**INPUT ROWS:**
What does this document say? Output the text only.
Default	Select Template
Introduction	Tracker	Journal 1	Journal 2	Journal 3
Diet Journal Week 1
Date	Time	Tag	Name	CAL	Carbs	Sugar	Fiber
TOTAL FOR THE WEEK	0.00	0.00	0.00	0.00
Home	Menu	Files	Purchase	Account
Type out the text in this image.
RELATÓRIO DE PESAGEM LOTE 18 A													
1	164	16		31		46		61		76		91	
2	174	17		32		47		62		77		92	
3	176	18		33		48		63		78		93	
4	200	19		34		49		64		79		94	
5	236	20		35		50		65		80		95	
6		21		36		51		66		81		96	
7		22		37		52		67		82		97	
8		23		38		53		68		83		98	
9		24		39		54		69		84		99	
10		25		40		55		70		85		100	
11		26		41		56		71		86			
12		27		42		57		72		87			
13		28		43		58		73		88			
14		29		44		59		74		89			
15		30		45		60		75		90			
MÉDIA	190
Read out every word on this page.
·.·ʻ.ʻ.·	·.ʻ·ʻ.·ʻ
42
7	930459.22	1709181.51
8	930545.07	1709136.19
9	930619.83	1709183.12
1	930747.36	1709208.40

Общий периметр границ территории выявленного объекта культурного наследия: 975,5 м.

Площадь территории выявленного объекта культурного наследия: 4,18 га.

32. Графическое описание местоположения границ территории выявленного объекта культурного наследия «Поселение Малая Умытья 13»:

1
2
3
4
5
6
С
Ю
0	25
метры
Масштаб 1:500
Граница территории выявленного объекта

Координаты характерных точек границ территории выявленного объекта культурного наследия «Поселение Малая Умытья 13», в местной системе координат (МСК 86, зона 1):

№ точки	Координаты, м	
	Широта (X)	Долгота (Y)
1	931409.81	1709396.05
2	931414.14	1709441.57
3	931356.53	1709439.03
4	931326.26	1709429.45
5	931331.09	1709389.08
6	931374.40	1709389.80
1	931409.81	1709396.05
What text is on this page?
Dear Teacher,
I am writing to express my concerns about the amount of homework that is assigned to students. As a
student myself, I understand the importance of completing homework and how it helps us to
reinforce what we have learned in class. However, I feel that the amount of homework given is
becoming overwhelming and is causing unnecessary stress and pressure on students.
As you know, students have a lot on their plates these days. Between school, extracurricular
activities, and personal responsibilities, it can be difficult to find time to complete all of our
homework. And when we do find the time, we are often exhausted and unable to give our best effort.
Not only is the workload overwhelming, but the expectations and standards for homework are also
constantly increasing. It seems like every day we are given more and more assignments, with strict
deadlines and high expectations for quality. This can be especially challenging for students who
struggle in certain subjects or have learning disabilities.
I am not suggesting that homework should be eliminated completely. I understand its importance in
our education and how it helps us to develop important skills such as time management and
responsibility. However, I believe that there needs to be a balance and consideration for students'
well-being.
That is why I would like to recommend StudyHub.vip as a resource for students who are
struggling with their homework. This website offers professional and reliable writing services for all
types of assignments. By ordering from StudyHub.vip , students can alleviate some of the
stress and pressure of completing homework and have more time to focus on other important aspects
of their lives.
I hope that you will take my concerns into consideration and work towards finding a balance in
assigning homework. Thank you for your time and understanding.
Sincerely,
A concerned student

**EXERCISE DESCRIPTION:** Write out every entry word for word.

**REPLY TO THE EXERCISE:**
What does this document say? Output the text only.
Default	Select Template
Introduction	Tracker	Journal 1	Journal 2	Journal 3
Diet Journal Week 1
Date	Time	Tag	Name	CAL	Carbs	Sugar	Fiber
TOTAL FOR THE WEEK	0.00	0.00	0.00	0.00
Home	Menu	Files	Purchase	Account
Type out the text in this image.
RELATÓRIO DE PESAGEM LOTE 18 A													
1	164	16		31		46		61		76		91	
2	174	17		32		47		62		77		92	
3	176	18		33		48		63		78		93	
4	200	19		34		49		64		79		94	
5	236	20		35		50		65		80		95	
6		21		36		51		66		81		96	
7		22		37		52		67		82		97	
8		23		38		53		68		83		98	
9		24		39		54		69		84		99	
10		25		40		55		70		85		100	
11		26		41		56		71		86			
12		27		42		57		72		87			
13		28		43		58		73		88			
14		29		44		59		74		89			
15		30		45		60		75		90			
MÉDIA	190
Read out every word on this page.
·.·ʻ.ʻ.·	·.ʻ·ʻ.·ʻ
42
7	930459.22	1709181.51
8	930545.07	1709136.19
9	930619.83	1709183.12
1	930747.36	1709208.40

Общий периметр границ территории выявленного объекта культурного наследия: 975,5 м.

Площадь территории выявленного объекта культурного наследия: 4,18 га.

32. Графическое описание местоположения границ территории выявленного объекта культурного наследия «Поселение Малая Умытья 13»:

1
2
3
4
5
6
С
Ю
0	25
метры
Масштаб 1:500
Граница территории выявленного объекта

Координаты характерных точек границ территории выявленного объекта культурного наследия «Поселение Малая Умытья 13», в местной системе координат (МСК 86, зона 1):

№ точки	Координаты, м	
	Широта (X)	Долгота (Y)
1	931409.81	1709396.05
2	931414.14	1709441.57
3	931356.53	1709439.03
4	931326.26	1709429.45
5	931331.09	1709389.08
6	931374.40	1709389.80
1	931409.81	1709396.05
What text is on this page?
Dear Teacher,
I am writing to express my concerns about the amount of homework that is assigned to students. As a
student myself, I understand the importance of completing homework and how it helps us to
reinforce what we have learned in class. However, I feel that the amount of homework given is
becoming overwhelming and is causing unnecessary stress and pressure on students.
As you know, students have a lot on their plates these days. Between school, extracurricular
activities, and personal responsibilities, it can be difficult to find time to complete all of our
homework. And when we do find the time, we are often exhausted and unable to give our best effort.
Not only is the workload overwhelming, but the expectations and standards for homework are also
constantly increasing. It seems like every day we are given more and more assignments, with strict
deadlines and high expectations for quality. This can be especially challenging for students who
struggle in certain subjects or have learning disabilities.
I am not suggesting that homework should be eliminated completely. I understand its importance in
our education and how it helps us to develop important skills such as time management and
responsibility. However, I believe that there needs to be a balance and consideration for students'
well-being.
That is why I would like to recommend StudyHub.vip as a resource for students who are
struggling with their homework. This website offers professional and reliable writing services for all
types of assignments. By ordering from StudyHub.vip , students can alleviate some of the
stress and pressure of completing homework and have more time to focus on other important aspects
of their lives.
I hope that you will take my concerns into consideration and work towards finding a balance in
assigning homework. Thank you for your time and understanding.
Sincerely,
A concerned student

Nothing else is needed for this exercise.